**WHAT THE TASK REQUIRES**
Reply with one number: how many lines contain the word "message".
-- BEGIN RECORD LIST --
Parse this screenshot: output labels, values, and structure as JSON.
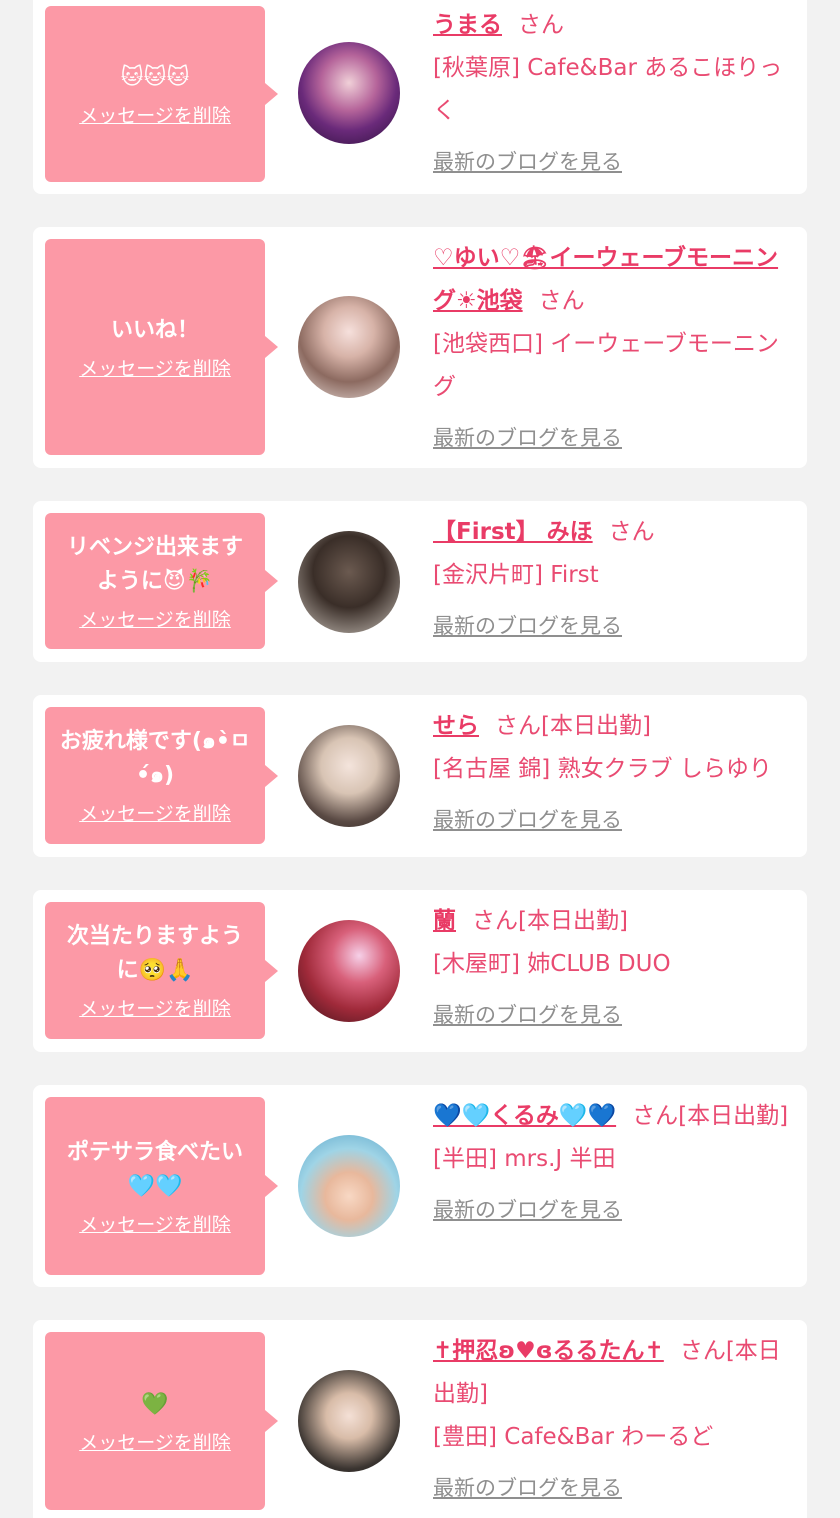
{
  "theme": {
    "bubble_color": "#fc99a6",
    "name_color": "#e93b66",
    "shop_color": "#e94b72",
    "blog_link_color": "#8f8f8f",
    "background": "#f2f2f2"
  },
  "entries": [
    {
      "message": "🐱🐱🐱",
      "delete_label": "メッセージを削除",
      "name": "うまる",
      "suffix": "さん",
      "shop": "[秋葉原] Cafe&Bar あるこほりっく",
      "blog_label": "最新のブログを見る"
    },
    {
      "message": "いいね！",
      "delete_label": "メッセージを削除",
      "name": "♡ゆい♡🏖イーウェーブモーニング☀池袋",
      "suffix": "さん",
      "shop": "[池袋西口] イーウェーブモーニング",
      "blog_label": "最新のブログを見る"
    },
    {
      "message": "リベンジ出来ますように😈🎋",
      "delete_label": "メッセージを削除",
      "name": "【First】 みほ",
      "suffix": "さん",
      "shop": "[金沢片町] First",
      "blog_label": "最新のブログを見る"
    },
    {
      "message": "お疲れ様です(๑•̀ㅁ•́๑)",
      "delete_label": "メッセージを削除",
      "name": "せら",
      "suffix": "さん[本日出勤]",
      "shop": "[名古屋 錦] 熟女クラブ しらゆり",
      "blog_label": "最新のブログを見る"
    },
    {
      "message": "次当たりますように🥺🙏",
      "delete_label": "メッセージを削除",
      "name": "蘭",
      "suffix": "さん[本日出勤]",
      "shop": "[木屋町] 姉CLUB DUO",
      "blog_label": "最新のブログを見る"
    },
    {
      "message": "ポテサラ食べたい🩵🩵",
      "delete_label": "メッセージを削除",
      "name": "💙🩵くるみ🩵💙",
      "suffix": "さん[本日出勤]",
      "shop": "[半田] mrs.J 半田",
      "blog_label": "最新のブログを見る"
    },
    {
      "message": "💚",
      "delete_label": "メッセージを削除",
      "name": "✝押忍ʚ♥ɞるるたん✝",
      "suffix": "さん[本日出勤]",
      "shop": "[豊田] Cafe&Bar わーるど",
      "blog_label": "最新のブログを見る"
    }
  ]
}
-- END RECORD LIST --
**RESULT OF THE TASK**
7